GIVEN PROBLEM: All of the material below is to be restated word for word, apart from the pictures.

(Stored entries)
········

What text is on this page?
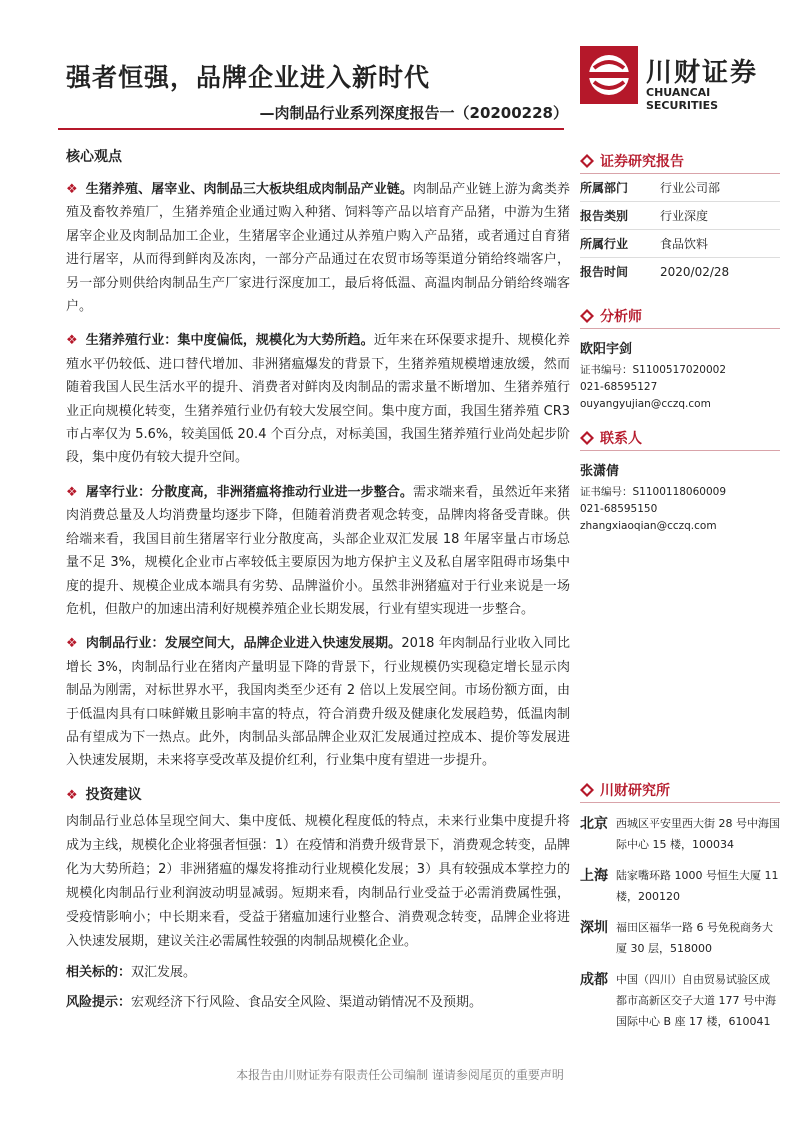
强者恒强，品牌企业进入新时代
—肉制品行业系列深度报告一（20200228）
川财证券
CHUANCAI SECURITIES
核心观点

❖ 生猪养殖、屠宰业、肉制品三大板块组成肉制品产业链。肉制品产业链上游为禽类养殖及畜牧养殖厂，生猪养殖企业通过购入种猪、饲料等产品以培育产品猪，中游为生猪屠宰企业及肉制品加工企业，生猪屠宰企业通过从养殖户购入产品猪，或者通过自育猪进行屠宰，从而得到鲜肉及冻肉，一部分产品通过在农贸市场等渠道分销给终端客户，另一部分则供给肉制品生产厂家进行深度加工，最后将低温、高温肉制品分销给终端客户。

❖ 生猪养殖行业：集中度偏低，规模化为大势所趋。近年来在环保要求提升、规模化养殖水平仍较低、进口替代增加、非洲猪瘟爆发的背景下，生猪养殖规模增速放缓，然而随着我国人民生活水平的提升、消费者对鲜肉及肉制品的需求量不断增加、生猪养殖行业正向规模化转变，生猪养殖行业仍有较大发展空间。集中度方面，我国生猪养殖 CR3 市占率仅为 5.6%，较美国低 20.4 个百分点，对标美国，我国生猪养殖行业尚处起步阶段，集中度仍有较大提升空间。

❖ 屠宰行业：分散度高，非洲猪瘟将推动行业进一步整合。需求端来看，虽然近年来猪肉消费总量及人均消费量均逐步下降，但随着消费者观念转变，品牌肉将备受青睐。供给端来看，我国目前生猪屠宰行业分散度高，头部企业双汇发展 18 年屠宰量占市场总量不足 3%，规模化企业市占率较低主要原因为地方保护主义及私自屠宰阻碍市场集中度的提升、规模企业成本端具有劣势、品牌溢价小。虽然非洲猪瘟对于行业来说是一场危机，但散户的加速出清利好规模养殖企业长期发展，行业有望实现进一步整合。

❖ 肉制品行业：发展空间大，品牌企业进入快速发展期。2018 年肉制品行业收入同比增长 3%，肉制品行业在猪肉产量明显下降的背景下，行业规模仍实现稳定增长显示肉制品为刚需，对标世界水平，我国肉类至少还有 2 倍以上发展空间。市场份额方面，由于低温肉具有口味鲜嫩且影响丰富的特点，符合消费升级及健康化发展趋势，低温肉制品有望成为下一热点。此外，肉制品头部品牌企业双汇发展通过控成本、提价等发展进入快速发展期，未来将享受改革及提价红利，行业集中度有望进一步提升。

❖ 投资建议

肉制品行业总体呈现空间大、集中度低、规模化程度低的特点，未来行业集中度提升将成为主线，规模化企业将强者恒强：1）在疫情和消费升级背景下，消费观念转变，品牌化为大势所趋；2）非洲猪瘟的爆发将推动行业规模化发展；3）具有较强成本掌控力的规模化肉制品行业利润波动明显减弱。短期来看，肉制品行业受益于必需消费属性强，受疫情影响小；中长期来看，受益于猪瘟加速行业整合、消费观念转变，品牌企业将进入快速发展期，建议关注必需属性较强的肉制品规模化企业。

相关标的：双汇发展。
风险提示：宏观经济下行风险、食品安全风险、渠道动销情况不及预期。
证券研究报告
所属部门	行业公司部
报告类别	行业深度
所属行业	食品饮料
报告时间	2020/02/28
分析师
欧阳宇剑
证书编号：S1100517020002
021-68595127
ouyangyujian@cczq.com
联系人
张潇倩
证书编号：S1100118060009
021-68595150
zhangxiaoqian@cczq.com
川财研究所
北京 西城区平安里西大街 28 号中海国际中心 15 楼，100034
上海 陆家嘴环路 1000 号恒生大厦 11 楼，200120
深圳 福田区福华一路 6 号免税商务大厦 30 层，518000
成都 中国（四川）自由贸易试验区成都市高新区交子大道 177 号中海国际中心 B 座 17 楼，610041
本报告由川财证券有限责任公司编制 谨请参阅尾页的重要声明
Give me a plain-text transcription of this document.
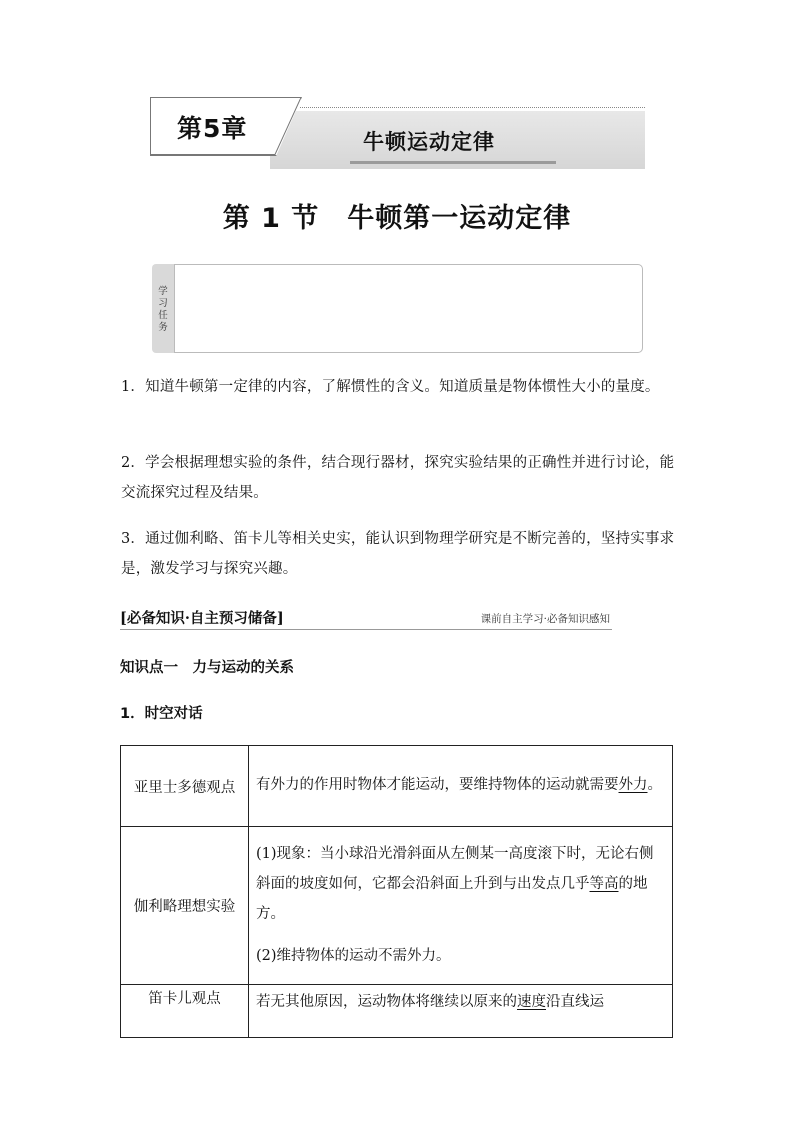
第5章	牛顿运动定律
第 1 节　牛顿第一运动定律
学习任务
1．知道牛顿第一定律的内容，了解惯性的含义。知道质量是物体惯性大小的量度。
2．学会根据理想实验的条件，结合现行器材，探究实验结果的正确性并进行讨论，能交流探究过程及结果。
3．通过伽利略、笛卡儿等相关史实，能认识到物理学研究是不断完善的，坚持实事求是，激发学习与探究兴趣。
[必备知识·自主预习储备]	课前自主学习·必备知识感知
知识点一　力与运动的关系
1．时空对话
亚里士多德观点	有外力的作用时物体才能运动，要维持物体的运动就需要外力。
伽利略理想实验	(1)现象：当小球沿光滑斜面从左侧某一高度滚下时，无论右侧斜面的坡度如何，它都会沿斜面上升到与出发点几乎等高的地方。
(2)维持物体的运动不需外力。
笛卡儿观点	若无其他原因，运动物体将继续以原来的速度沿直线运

········

ANSWER TO THIS TASK:
What text is on this page?
强者恒强，品牌企业进入新时代
—肉制品行业系列深度报告一（20200228）
川财证券
CHUANCAI SECURITIES
核心观点

❖ 生猪养殖、屠宰业、肉制品三大板块组成肉制品产业链。肉制品产业链上游为禽类养殖及畜牧养殖厂，生猪养殖企业通过购入种猪、饲料等产品以培育产品猪，中游为生猪屠宰企业及肉制品加工企业，生猪屠宰企业通过从养殖户购入产品猪，或者通过自育猪进行屠宰，从而得到鲜肉及冻肉，一部分产品通过在农贸市场等渠道分销给终端客户，另一部分则供给肉制品生产厂家进行深度加工，最后将低温、高温肉制品分销给终端客户。

❖ 生猪养殖行业：集中度偏低，规模化为大势所趋。近年来在环保要求提升、规模化养殖水平仍较低、进口替代增加、非洲猪瘟爆发的背景下，生猪养殖规模增速放缓，然而随着我国人民生活水平的提升、消费者对鲜肉及肉制品的需求量不断增加、生猪养殖行业正向规模化转变，生猪养殖行业仍有较大发展空间。集中度方面，我国生猪养殖 CR3 市占率仅为 5.6%，较美国低 20.4 个百分点，对标美国，我国生猪养殖行业尚处起步阶段，集中度仍有较大提升空间。

❖ 屠宰行业：分散度高，非洲猪瘟将推动行业进一步整合。需求端来看，虽然近年来猪肉消费总量及人均消费量均逐步下降，但随着消费者观念转变，品牌肉将备受青睐。供给端来看，我国目前生猪屠宰行业分散度高，头部企业双汇发展 18 年屠宰量占市场总量不足 3%，规模化企业市占率较低主要原因为地方保护主义及私自屠宰阻碍市场集中度的提升、规模企业成本端具有劣势、品牌溢价小。虽然非洲猪瘟对于行业来说是一场危机，但散户的加速出清利好规模养殖企业长期发展，行业有望实现进一步整合。

❖ 肉制品行业：发展空间大，品牌企业进入快速发展期。2018 年肉制品行业收入同比增长 3%，肉制品行业在猪肉产量明显下降的背景下，行业规模仍实现稳定增长显示肉制品为刚需，对标世界水平，我国肉类至少还有 2 倍以上发展空间。市场份额方面，由于低温肉具有口味鲜嫩且影响丰富的特点，符合消费升级及健康化发展趋势，低温肉制品有望成为下一热点。此外，肉制品头部品牌企业双汇发展通过控成本、提价等发展进入快速发展期，未来将享受改革及提价红利，行业集中度有望进一步提升。

❖ 投资建议

肉制品行业总体呈现空间大、集中度低、规模化程度低的特点，未来行业集中度提升将成为主线，规模化企业将强者恒强：1）在疫情和消费升级背景下，消费观念转变，品牌化为大势所趋；2）非洲猪瘟的爆发将推动行业规模化发展；3）具有较强成本掌控力的规模化肉制品行业利润波动明显减弱。短期来看，肉制品行业受益于必需消费属性强，受疫情影响小；中长期来看，受益于猪瘟加速行业整合、消费观念转变，品牌企业将进入快速发展期，建议关注必需属性较强的肉制品规模化企业。

相关标的：双汇发展。
风险提示：宏观经济下行风险、食品安全风险、渠道动销情况不及预期。
证券研究报告
所属部门	行业公司部
报告类别	行业深度
所属行业	食品饮料
报告时间	2020/02/28
分析师
欧阳宇剑
证书编号：S1100517020002
021-68595127
ouyangyujian@cczq.com
联系人
张潇倩
证书编号：S1100118060009
021-68595150
zhangxiaoqian@cczq.com
川财研究所
北京 西城区平安里西大街 28 号中海国际中心 15 楼，100034
上海 陆家嘴环路 1000 号恒生大厦 11 楼，200120
深圳 福田区福华一路 6 号免税商务大厦 30 层，518000
成都 中国（四川）自由贸易试验区成都市高新区交子大道 177 号中海国际中心 B 座 17 楼，610041
本报告由川财证券有限责任公司编制 谨请参阅尾页的重要声明
Give me a plain-text transcription of this document.
第5章	牛顿运动定律
第 1 节　牛顿第一运动定律
学习任务
1．知道牛顿第一定律的内容，了解惯性的含义。知道质量是物体惯性大小的量度。
2．学会根据理想实验的条件，结合现行器材，探究实验结果的正确性并进行讨论，能交流探究过程及结果。
3．通过伽利略、笛卡儿等相关史实，能认识到物理学研究是不断完善的，坚持实事求是，激发学习与探究兴趣。
[必备知识·自主预习储备]	课前自主学习·必备知识感知
知识点一　力与运动的关系
1．时空对话
亚里士多德观点	有外力的作用时物体才能运动，要维持物体的运动就需要外力。
伽利略理想实验	(1)现象：当小球沿光滑斜面从左侧某一高度滚下时，无论右侧斜面的坡度如何，它都会沿斜面上升到与出发点几乎等高的地方。
(2)维持物体的运动不需外力。
笛卡儿观点	若无其他原因，运动物体将继续以原来的速度沿直线运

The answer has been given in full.